- OBJECTIVE
Transcribe every record that appears below, exactly and in full.

- EXERCISE INPUTS
══════

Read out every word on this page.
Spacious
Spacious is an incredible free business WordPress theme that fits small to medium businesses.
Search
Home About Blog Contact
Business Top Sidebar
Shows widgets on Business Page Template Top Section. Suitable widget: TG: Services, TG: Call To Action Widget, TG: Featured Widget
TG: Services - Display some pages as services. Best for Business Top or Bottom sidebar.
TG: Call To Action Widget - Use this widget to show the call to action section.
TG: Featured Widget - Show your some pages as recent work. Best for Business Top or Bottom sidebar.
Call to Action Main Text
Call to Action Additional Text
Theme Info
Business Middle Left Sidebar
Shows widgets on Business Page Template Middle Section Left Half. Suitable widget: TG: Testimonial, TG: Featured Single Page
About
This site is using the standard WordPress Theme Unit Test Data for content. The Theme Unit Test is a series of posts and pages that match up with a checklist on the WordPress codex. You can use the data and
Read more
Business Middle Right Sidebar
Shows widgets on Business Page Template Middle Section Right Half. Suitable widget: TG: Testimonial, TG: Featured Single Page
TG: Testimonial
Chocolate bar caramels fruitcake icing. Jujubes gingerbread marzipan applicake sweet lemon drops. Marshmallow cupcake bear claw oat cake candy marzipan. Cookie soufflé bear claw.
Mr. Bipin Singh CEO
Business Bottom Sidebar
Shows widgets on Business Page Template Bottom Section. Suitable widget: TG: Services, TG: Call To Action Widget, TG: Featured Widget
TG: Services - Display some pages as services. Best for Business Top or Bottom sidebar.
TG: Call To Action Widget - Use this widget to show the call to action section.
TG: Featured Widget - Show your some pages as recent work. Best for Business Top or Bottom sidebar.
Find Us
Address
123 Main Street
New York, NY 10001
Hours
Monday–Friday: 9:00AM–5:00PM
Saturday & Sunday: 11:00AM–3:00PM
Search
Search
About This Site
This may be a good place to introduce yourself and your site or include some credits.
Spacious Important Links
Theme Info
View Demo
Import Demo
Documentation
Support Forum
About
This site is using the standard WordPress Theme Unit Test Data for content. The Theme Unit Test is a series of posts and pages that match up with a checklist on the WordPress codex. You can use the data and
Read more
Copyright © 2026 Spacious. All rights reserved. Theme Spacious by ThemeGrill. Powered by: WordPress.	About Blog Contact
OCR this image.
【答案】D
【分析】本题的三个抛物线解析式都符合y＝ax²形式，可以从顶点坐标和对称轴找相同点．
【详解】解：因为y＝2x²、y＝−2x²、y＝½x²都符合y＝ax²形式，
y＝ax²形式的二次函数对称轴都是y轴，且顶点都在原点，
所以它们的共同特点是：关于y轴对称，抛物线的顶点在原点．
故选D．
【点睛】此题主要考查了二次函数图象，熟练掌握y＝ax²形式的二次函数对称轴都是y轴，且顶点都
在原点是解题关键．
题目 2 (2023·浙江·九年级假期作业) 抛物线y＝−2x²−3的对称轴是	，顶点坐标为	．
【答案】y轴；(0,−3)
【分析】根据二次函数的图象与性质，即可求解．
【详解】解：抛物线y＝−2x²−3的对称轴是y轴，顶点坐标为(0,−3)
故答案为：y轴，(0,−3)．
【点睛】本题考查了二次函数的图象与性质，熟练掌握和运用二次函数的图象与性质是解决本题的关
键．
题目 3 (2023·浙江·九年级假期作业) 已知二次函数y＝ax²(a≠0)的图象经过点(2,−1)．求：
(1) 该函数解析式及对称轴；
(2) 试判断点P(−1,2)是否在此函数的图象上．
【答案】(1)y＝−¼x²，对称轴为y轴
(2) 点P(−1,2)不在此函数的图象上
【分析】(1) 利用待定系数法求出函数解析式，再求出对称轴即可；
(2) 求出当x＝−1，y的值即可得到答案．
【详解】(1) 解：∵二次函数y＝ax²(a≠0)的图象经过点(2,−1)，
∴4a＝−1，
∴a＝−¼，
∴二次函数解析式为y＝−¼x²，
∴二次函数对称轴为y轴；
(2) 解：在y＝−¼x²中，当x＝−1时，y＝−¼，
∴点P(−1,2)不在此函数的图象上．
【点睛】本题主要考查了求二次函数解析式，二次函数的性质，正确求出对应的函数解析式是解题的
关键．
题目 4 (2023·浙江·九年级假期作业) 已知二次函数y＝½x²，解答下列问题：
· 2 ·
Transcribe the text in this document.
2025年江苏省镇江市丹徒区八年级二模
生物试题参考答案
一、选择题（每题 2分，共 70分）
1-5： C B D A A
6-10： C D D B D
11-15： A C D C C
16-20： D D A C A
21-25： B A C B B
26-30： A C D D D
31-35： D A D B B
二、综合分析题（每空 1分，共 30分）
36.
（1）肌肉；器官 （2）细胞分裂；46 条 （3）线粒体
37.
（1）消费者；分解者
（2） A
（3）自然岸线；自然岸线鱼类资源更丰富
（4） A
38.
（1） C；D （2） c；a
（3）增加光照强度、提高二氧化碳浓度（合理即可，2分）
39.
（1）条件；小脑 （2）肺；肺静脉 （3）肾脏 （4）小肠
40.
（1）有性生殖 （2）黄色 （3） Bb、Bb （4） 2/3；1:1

══════

- IN RESPONSE
Read out every word on this page.
Spacious
Spacious is an incredible free business WordPress theme that fits small to medium businesses.
Search
Home About Blog Contact
Business Top Sidebar
Shows widgets on Business Page Template Top Section. Suitable widget: TG: Services, TG: Call To Action Widget, TG: Featured Widget
TG: Services - Display some pages as services. Best for Business Top or Bottom sidebar.
TG: Call To Action Widget - Use this widget to show the call to action section.
TG: Featured Widget - Show your some pages as recent work. Best for Business Top or Bottom sidebar.
Call to Action Main Text
Call to Action Additional Text
Theme Info
Business Middle Left Sidebar
Shows widgets on Business Page Template Middle Section Left Half. Suitable widget: TG: Testimonial, TG: Featured Single Page
About
This site is using the standard WordPress Theme Unit Test Data for content. The Theme Unit Test is a series of posts and pages that match up with a checklist on the WordPress codex. You can use the data and
Read more
Business Middle Right Sidebar
Shows widgets on Business Page Template Middle Section Right Half. Suitable widget: TG: Testimonial, TG: Featured Single Page
TG: Testimonial
Chocolate bar caramels fruitcake icing. Jujubes gingerbread marzipan applicake sweet lemon drops. Marshmallow cupcake bear claw oat cake candy marzipan. Cookie soufflé bear claw.
Mr. Bipin Singh CEO
Business Bottom Sidebar
Shows widgets on Business Page Template Bottom Section. Suitable widget: TG: Services, TG: Call To Action Widget, TG: Featured Widget
TG: Services - Display some pages as services. Best for Business Top or Bottom sidebar.
TG: Call To Action Widget - Use this widget to show the call to action section.
TG: Featured Widget - Show your some pages as recent work. Best for Business Top or Bottom sidebar.
Find Us
Address
123 Main Street
New York, NY 10001
Hours
Monday–Friday: 9:00AM–5:00PM
Saturday & Sunday: 11:00AM–3:00PM
Search
Search
About This Site
This may be a good place to introduce yourself and your site or include some credits.
Spacious Important Links
Theme Info
View Demo
Import Demo
Documentation
Support Forum
About
This site is using the standard WordPress Theme Unit Test Data for content. The Theme Unit Test is a series of posts and pages that match up with a checklist on the WordPress codex. You can use the data and
Read more
Copyright © 2026 Spacious. All rights reserved. Theme Spacious by ThemeGrill. Powered by: WordPress.	About Blog Contact
OCR this image.
【答案】D
【分析】本题的三个抛物线解析式都符合y＝ax²形式，可以从顶点坐标和对称轴找相同点．
【详解】解：因为y＝2x²、y＝−2x²、y＝½x²都符合y＝ax²形式，
y＝ax²形式的二次函数对称轴都是y轴，且顶点都在原点，
所以它们的共同特点是：关于y轴对称，抛物线的顶点在原点．
故选D．
【点睛】此题主要考查了二次函数图象，熟练掌握y＝ax²形式的二次函数对称轴都是y轴，且顶点都
在原点是解题关键．
题目 2 (2023·浙江·九年级假期作业) 抛物线y＝−2x²−3的对称轴是	，顶点坐标为	．
【答案】y轴；(0,−3)
【分析】根据二次函数的图象与性质，即可求解．
【详解】解：抛物线y＝−2x²−3的对称轴是y轴，顶点坐标为(0,−3)
故答案为：y轴，(0,−3)．
【点睛】本题考查了二次函数的图象与性质，熟练掌握和运用二次函数的图象与性质是解决本题的关
键．
题目 3 (2023·浙江·九年级假期作业) 已知二次函数y＝ax²(a≠0)的图象经过点(2,−1)．求：
(1) 该函数解析式及对称轴；
(2) 试判断点P(−1,2)是否在此函数的图象上．
【答案】(1)y＝−¼x²，对称轴为y轴
(2) 点P(−1,2)不在此函数的图象上
【分析】(1) 利用待定系数法求出函数解析式，再求出对称轴即可；
(2) 求出当x＝−1，y的值即可得到答案．
【详解】(1) 解：∵二次函数y＝ax²(a≠0)的图象经过点(2,−1)，
∴4a＝−1，
∴a＝−¼，
∴二次函数解析式为y＝−¼x²，
∴二次函数对称轴为y轴；
(2) 解：在y＝−¼x²中，当x＝−1时，y＝−¼，
∴点P(−1,2)不在此函数的图象上．
【点睛】本题主要考查了求二次函数解析式，二次函数的性质，正确求出对应的函数解析式是解题的
关键．
题目 4 (2023·浙江·九年级假期作业) 已知二次函数y＝½x²，解答下列问题：
· 2 ·
Transcribe the text in this document.
2025年江苏省镇江市丹徒区八年级二模
生物试题参考答案
一、选择题（每题 2分，共 70分）
1-5： C B D A A
6-10： C D D B D
11-15： A C D C C
16-20： D D A C A
21-25： B A C B B
26-30： A C D D D
31-35： D A D B B
二、综合分析题（每空 1分，共 30分）
36.
（1）肌肉；器官 （2）细胞分裂；46 条 （3）线粒体
37.
（1）消费者；分解者
（2） A
（3）自然岸线；自然岸线鱼类资源更丰富
（4） A
38.
（1） C；D （2） c；a
（3）增加光照强度、提高二氧化碳浓度（合理即可，2分）
39.
（1）条件；小脑 （2）肺；肺静脉 （3）肾脏 （4）小肠
40.
（1）有性生殖 （2）黄色 （3） Bb、Bb （4） 2/3；1:1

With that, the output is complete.